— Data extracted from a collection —
※

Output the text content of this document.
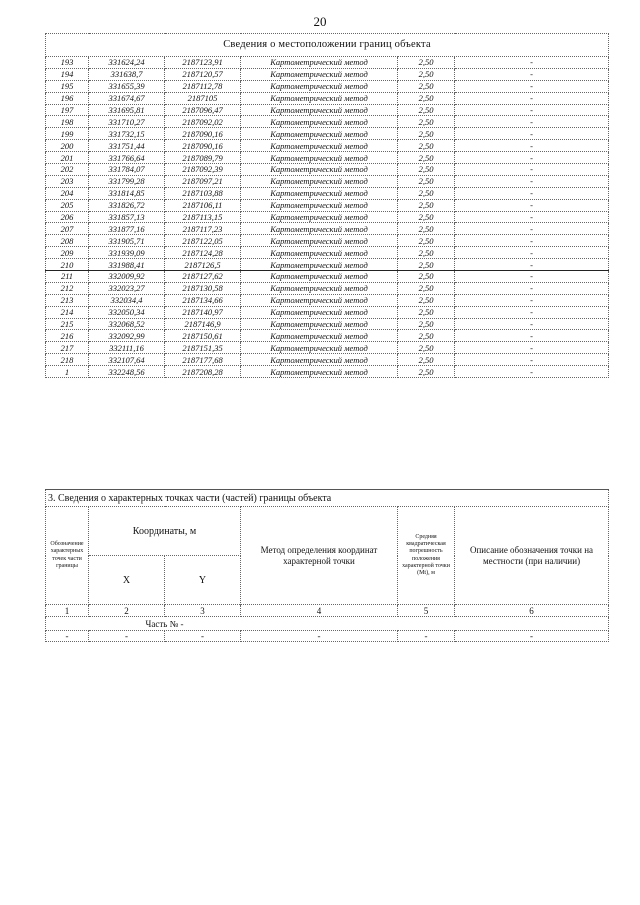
20
Сведения о местоположении границ объекта					
193	331624,24	2187123,91	Картометрический метод	2,50	-
194	331638,7	2187120,57	Картометрический метод	2,50	-
195	331655,39	2187112,78	Картометрический метод	2,50	-
196	331674,67	2187105	Картометрический метод	2,50	-
197	331695,81	2187096,47	Картометрический метод	2,50	-
198	331710,27	2187092,02	Картометрический метод	2,50	-
199	331732,15	2187090,16	Картометрический метод	2,50	-
200	331751,44	2187090,16	Картометрический метод	2,50	-
201	331766,64	2187089,79	Картометрический метод	2,50	-
202	331784,07	2187092,39	Картометрический метод	2,50	-
203	331799,28	2187097,21	Картометрический метод	2,50	-
204	331814,85	2187103,88	Картометрический метод	2,50	-
205	331826,72	2187106,11	Картометрический метод	2,50	-
206	331857,13	2187113,15	Картометрический метод	2,50	-
207	331877,16	2187117,23	Картометрический метод	2,50	-
208	331905,71	2187122,05	Картометрический метод	2,50	-
209	331939,09	2187124,28	Картометрический метод	2,50	-
210	331988,41	2187126,5	Картометрический метод	2,50	-
211	332009,92	2187127,62	Картометрический метод	2,50	-
212	332023,27	2187130,58	Картометрический метод	2,50	-
213	332034,4	2187134,66	Картометрический метод	2,50	-
214	332050,34	2187140,97	Картометрический метод	2,50	-
215	332068,52	2187146,9	Картометрический метод	2,50	-
216	332092,99	2187150,61	Картометрический метод	2,50	-
217	332111,16	2187151,35	Картометрический метод	2,50	-
218	332107,64	2187177,68	Картометрический метод	2,50	-
1	332248,56	2187208,28	Картометрический метод	2,50	-
3. Сведения о характерных точках части (частей) границы объекта					
Обозначение характерных точек части границы	Координаты, м		Метод определения координат характерной точки	Средняя квадратическая погрешность положения характерной точки (Mt), м	Описание обозначения точки на местности (при наличии)
	X	Y			
1	2	3	4	5	6
	Часть № -				
-	-	-	-	-	-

※

— Given exercise —
Leave out the pictures and transcribe the entries above exactly.

— Result of the task —
Output the text content of this document.
20
Сведения о местоположении границ объекта					
193	331624,24	2187123,91	Картометрический метод	2,50	-
194	331638,7	2187120,57	Картометрический метод	2,50	-
195	331655,39	2187112,78	Картометрический метод	2,50	-
196	331674,67	2187105	Картометрический метод	2,50	-
197	331695,81	2187096,47	Картометрический метод	2,50	-
198	331710,27	2187092,02	Картометрический метод	2,50	-
199	331732,15	2187090,16	Картометрический метод	2,50	-
200	331751,44	2187090,16	Картометрический метод	2,50	-
201	331766,64	2187089,79	Картометрический метод	2,50	-
202	331784,07	2187092,39	Картометрический метод	2,50	-
203	331799,28	2187097,21	Картометрический метод	2,50	-
204	331814,85	2187103,88	Картометрический метод	2,50	-
205	331826,72	2187106,11	Картометрический метод	2,50	-
206	331857,13	2187113,15	Картометрический метод	2,50	-
207	331877,16	2187117,23	Картометрический метод	2,50	-
208	331905,71	2187122,05	Картометрический метод	2,50	-
209	331939,09	2187124,28	Картометрический метод	2,50	-
210	331988,41	2187126,5	Картометрический метод	2,50	-
211	332009,92	2187127,62	Картометрический метод	2,50	-
212	332023,27	2187130,58	Картометрический метод	2,50	-
213	332034,4	2187134,66	Картометрический метод	2,50	-
214	332050,34	2187140,97	Картометрический метод	2,50	-
215	332068,52	2187146,9	Картометрический метод	2,50	-
216	332092,99	2187150,61	Картометрический метод	2,50	-
217	332111,16	2187151,35	Картометрический метод	2,50	-
218	332107,64	2187177,68	Картометрический метод	2,50	-
1	332248,56	2187208,28	Картометрический метод	2,50	-
3. Сведения о характерных точках части (частей) границы объекта					
Обозначение характерных точек части границы	Координаты, м		Метод определения координат характерной точки	Средняя квадратическая погрешность положения характерной точки (Mt), м	Описание обозначения точки на местности (при наличии)
	X	Y			
1	2	3	4	5	6
	Часть № -				
-	-	-	-	-	-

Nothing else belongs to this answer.